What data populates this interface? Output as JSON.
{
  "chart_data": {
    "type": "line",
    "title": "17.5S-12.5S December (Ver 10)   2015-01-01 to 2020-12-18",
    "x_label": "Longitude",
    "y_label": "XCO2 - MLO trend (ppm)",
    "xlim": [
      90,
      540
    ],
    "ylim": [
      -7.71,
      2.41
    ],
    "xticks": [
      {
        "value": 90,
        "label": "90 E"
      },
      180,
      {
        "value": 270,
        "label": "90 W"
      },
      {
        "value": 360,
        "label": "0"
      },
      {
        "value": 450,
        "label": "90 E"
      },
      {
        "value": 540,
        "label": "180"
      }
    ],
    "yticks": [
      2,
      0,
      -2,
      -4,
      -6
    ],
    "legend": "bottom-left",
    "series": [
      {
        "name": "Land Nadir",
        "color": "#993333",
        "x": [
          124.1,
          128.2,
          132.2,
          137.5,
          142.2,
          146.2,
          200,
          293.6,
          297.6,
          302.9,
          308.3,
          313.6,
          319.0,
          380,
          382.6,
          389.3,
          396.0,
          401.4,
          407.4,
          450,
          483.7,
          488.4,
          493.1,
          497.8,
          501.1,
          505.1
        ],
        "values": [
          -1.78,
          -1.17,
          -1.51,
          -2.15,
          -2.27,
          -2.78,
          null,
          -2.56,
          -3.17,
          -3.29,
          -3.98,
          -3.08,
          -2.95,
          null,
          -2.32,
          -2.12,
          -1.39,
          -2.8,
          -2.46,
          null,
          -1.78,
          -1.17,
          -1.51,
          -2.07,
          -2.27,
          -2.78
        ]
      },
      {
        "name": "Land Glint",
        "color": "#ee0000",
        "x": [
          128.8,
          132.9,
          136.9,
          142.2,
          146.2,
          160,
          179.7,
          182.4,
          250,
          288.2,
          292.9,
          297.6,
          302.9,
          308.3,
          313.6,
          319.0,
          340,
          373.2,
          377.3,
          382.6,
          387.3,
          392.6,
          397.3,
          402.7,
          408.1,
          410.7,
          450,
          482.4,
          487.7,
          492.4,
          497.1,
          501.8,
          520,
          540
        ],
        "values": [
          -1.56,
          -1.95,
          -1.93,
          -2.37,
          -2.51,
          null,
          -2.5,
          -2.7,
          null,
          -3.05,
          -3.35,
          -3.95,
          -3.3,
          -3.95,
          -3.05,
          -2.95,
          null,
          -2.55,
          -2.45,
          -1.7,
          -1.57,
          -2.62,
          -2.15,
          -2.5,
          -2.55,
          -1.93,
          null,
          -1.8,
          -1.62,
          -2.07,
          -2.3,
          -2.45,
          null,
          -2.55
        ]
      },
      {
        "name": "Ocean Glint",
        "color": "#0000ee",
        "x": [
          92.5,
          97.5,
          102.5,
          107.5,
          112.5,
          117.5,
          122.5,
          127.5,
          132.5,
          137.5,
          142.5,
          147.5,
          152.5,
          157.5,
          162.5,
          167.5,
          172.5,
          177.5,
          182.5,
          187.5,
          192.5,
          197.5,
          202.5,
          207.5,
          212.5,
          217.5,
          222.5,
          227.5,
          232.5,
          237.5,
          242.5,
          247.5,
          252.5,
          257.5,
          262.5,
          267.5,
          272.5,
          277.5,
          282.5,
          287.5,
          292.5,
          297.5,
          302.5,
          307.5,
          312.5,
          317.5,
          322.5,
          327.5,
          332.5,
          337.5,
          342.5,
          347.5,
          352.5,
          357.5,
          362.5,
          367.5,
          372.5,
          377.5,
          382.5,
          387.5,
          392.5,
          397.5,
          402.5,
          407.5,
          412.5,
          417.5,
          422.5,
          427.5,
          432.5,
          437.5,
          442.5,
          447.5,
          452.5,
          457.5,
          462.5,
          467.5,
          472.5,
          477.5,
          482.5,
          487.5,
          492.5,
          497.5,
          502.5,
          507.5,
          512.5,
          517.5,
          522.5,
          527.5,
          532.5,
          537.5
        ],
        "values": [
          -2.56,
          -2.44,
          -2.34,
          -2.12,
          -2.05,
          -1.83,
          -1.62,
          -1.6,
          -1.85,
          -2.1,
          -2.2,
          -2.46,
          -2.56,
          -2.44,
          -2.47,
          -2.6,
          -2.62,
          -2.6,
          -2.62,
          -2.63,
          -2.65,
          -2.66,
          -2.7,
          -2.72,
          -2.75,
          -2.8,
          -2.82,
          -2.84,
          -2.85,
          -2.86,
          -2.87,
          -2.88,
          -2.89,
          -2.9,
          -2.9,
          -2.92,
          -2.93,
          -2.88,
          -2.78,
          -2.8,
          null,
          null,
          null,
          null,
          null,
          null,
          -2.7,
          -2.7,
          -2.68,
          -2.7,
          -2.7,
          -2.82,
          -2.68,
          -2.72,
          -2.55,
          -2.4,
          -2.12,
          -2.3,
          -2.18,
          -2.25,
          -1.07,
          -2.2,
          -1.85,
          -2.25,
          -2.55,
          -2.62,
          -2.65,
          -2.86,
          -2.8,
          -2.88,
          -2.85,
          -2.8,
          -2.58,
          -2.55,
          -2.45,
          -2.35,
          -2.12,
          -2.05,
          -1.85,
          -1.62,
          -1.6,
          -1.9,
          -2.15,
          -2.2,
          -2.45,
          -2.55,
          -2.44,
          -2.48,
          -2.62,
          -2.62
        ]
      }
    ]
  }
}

··········

> _YOUR TASK_
Repeat the preceding lines exactly, please, every one of them.

> _FINISHED TASK_
What data populates this interface? Output as JSON.
{
  "chart_data": {
    "type": "line",
    "title": "17.5S-12.5S December (Ver 10)   2015-01-01 to 2020-12-18",
    "x_label": "Longitude",
    "y_label": "XCO2 - MLO trend (ppm)",
    "xlim": [
      90,
      540
    ],
    "ylim": [
      -7.71,
      2.41
    ],
    "xticks": [
      {
        "value": 90,
        "label": "90 E"
      },
      180,
      {
        "value": 270,
        "label": "90 W"
      },
      {
        "value": 360,
        "label": "0"
      },
      {
        "value": 450,
        "label": "90 E"
      },
      {
        "value": 540,
        "label": "180"
      }
    ],
    "yticks": [
      2,
      0,
      -2,
      -4,
      -6
    ],
    "legend": "bottom-left",
    "series": [
      {
        "name": "Land Nadir",
        "color": "#993333",
        "x": [
          124.1,
          128.2,
          132.2,
          137.5,
          142.2,
          146.2,
          200,
          293.6,
          297.6,
          302.9,
          308.3,
          313.6,
          319.0,
          380,
          382.6,
          389.3,
          396.0,
          401.4,
          407.4,
          450,
          483.7,
          488.4,
          493.1,
          497.8,
          501.1,
          505.1
        ],
        "values": [
          -1.78,
          -1.17,
          -1.51,
          -2.15,
          -2.27,
          -2.78,
          null,
          -2.56,
          -3.17,
          -3.29,
          -3.98,
          -3.08,
          -2.95,
          null,
          -2.32,
          -2.12,
          -1.39,
          -2.8,
          -2.46,
          null,
          -1.78,
          -1.17,
          -1.51,
          -2.07,
          -2.27,
          -2.78
        ]
      },
      {
        "name": "Land Glint",
        "color": "#ee0000",
        "x": [
          128.8,
          132.9,
          136.9,
          142.2,
          146.2,
          160,
          179.7,
          182.4,
          250,
          288.2,
          292.9,
          297.6,
          302.9,
          308.3,
          313.6,
          319.0,
          340,
          373.2,
          377.3,
          382.6,
          387.3,
          392.6,
          397.3,
          402.7,
          408.1,
          410.7,
          450,
          482.4,
          487.7,
          492.4,
          497.1,
          501.8,
          520,
          540
        ],
        "values": [
          -1.56,
          -1.95,
          -1.93,
          -2.37,
          -2.51,
          null,
          -2.5,
          -2.7,
          null,
          -3.05,
          -3.35,
          -3.95,
          -3.3,
          -3.95,
          -3.05,
          -2.95,
          null,
          -2.55,
          -2.45,
          -1.7,
          -1.57,
          -2.62,
          -2.15,
          -2.5,
          -2.55,
          -1.93,
          null,
          -1.8,
          -1.62,
          -2.07,
          -2.3,
          -2.45,
          null,
          -2.55
        ]
      },
      {
        "name": "Ocean Glint",
        "color": "#0000ee",
        "x": [
          92.5,
          97.5,
          102.5,
          107.5,
          112.5,
          117.5,
          122.5,
          127.5,
          132.5,
          137.5,
          142.5,
          147.5,
          152.5,
          157.5,
          162.5,
          167.5,
          172.5,
          177.5,
          182.5,
          187.5,
          192.5,
          197.5,
          202.5,
          207.5,
          212.5,
          217.5,
          222.5,
          227.5,
          232.5,
          237.5,
          242.5,
          247.5,
          252.5,
          257.5,
          262.5,
          267.5,
          272.5,
          277.5,
          282.5,
          287.5,
          292.5,
          297.5,
          302.5,
          307.5,
          312.5,
          317.5,
          322.5,
          327.5,
          332.5,
          337.5,
          342.5,
          347.5,
          352.5,
          357.5,
          362.5,
          367.5,
          372.5,
          377.5,
          382.5,
          387.5,
          392.5,
          397.5,
          402.5,
          407.5,
          412.5,
          417.5,
          422.5,
          427.5,
          432.5,
          437.5,
          442.5,
          447.5,
          452.5,
          457.5,
          462.5,
          467.5,
          472.5,
          477.5,
          482.5,
          487.5,
          492.5,
          497.5,
          502.5,
          507.5,
          512.5,
          517.5,
          522.5,
          527.5,
          532.5,
          537.5
        ],
        "values": [
          -2.56,
          -2.44,
          -2.34,
          -2.12,
          -2.05,
          -1.83,
          -1.62,
          -1.6,
          -1.85,
          -2.1,
          -2.2,
          -2.46,
          -2.56,
          -2.44,
          -2.47,
          -2.6,
          -2.62,
          -2.6,
          -2.62,
          -2.63,
          -2.65,
          -2.66,
          -2.7,
          -2.72,
          -2.75,
          -2.8,
          -2.82,
          -2.84,
          -2.85,
          -2.86,
          -2.87,
          -2.88,
          -2.89,
          -2.9,
          -2.9,
          -2.92,
          -2.93,
          -2.88,
          -2.78,
          -2.8,
          null,
          null,
          null,
          null,
          null,
          null,
          -2.7,
          -2.7,
          -2.68,
          -2.7,
          -2.7,
          -2.82,
          -2.68,
          -2.72,
          -2.55,
          -2.4,
          -2.12,
          -2.3,
          -2.18,
          -2.25,
          -1.07,
          -2.2,
          -1.85,
          -2.25,
          -2.55,
          -2.62,
          -2.65,
          -2.86,
          -2.8,
          -2.88,
          -2.85,
          -2.8,
          -2.58,
          -2.55,
          -2.45,
          -2.35,
          -2.12,
          -2.05,
          -1.85,
          -1.62,
          -1.6,
          -1.9,
          -2.15,
          -2.2,
          -2.45,
          -2.55,
          -2.44,
          -2.48,
          -2.62,
          -2.62
        ]
      }
    ]
  }
}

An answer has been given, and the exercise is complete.